* [Dataset items]:
......

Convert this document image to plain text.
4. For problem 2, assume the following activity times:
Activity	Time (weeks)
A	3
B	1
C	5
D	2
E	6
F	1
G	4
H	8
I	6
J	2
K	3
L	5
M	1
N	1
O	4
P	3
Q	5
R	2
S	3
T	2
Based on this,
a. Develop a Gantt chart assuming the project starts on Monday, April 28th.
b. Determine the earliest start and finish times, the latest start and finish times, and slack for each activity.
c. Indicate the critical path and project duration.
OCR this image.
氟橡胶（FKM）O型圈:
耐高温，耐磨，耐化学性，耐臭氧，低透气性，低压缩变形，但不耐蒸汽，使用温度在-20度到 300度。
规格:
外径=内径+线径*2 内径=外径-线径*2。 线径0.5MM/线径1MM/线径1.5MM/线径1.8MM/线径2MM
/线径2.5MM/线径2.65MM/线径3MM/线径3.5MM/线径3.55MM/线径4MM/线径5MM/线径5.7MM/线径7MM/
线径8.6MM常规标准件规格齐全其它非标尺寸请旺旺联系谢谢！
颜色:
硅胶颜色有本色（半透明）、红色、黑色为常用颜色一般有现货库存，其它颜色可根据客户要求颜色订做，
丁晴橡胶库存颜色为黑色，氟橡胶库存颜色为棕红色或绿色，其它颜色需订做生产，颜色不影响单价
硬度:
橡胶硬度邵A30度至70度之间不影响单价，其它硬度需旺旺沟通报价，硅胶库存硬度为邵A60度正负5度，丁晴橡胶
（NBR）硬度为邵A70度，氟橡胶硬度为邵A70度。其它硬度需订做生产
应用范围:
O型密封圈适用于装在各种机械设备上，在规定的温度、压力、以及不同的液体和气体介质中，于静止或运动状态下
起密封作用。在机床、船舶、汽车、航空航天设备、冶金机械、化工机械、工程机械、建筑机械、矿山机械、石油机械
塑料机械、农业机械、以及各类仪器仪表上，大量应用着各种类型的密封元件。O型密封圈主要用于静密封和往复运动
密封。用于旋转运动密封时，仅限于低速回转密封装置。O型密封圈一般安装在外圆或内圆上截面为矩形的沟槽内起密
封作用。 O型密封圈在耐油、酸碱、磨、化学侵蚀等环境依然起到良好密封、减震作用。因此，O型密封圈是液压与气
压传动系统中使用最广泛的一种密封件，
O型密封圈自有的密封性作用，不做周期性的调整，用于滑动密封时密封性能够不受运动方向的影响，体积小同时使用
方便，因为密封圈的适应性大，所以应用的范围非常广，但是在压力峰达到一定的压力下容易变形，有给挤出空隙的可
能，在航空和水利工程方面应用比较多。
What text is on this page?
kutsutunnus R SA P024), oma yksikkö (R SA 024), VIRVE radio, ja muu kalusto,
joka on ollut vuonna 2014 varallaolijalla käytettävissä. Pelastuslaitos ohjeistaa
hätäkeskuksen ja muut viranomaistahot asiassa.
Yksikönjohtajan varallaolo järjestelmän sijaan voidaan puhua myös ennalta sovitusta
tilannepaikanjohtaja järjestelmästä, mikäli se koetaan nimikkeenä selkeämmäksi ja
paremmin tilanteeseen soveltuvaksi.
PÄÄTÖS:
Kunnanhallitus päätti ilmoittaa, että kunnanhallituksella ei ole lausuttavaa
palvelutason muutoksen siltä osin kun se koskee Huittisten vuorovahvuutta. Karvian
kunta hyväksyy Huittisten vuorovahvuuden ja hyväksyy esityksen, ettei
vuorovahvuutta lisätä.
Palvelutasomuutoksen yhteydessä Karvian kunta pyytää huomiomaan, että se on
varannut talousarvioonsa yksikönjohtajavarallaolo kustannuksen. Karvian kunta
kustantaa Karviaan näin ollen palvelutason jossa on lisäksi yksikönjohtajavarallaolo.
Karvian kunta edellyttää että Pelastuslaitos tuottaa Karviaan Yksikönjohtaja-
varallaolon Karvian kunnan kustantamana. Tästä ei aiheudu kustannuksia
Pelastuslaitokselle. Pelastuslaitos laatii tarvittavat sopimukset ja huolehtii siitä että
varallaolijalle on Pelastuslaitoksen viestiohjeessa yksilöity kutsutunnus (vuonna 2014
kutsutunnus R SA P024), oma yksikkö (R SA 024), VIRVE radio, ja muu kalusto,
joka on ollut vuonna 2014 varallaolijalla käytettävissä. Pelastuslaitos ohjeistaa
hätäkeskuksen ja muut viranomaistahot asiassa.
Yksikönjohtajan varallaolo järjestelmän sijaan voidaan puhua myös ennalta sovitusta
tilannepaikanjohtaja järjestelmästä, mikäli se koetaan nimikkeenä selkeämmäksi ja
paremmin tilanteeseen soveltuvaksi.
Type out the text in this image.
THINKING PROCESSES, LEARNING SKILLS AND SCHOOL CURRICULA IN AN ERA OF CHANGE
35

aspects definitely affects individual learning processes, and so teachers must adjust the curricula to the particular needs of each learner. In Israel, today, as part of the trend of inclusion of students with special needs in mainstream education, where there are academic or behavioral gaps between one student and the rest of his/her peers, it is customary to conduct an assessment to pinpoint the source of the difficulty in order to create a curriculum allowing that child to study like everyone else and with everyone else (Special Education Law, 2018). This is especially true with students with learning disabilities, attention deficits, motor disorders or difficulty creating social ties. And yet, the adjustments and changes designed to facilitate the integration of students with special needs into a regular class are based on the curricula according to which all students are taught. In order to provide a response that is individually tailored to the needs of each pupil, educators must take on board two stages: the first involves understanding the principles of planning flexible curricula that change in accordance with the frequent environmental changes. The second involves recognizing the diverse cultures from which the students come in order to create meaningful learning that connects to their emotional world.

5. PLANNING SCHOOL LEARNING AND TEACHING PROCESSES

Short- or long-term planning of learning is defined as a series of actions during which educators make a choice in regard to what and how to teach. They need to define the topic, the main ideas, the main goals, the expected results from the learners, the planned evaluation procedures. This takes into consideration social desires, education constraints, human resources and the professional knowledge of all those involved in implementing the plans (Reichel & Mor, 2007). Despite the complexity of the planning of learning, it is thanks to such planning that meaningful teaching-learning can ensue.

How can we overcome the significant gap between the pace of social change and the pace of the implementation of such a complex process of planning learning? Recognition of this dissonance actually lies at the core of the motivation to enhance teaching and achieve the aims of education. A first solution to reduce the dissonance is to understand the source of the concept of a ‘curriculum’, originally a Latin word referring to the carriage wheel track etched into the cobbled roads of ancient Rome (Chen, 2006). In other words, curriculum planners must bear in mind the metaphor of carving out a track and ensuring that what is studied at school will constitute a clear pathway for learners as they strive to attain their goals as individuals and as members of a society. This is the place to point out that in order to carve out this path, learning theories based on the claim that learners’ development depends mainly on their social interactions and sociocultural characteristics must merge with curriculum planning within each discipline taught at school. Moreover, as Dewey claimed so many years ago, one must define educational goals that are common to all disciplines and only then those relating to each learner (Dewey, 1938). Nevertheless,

......

* [Short exercise]:
Pick out each line above that includes "project" and show it.

* [Completed exercise]:
a. Develop a Gantt chart assuming the project starts on Monday, April 28th.
c. Indicate the critical path and project duration.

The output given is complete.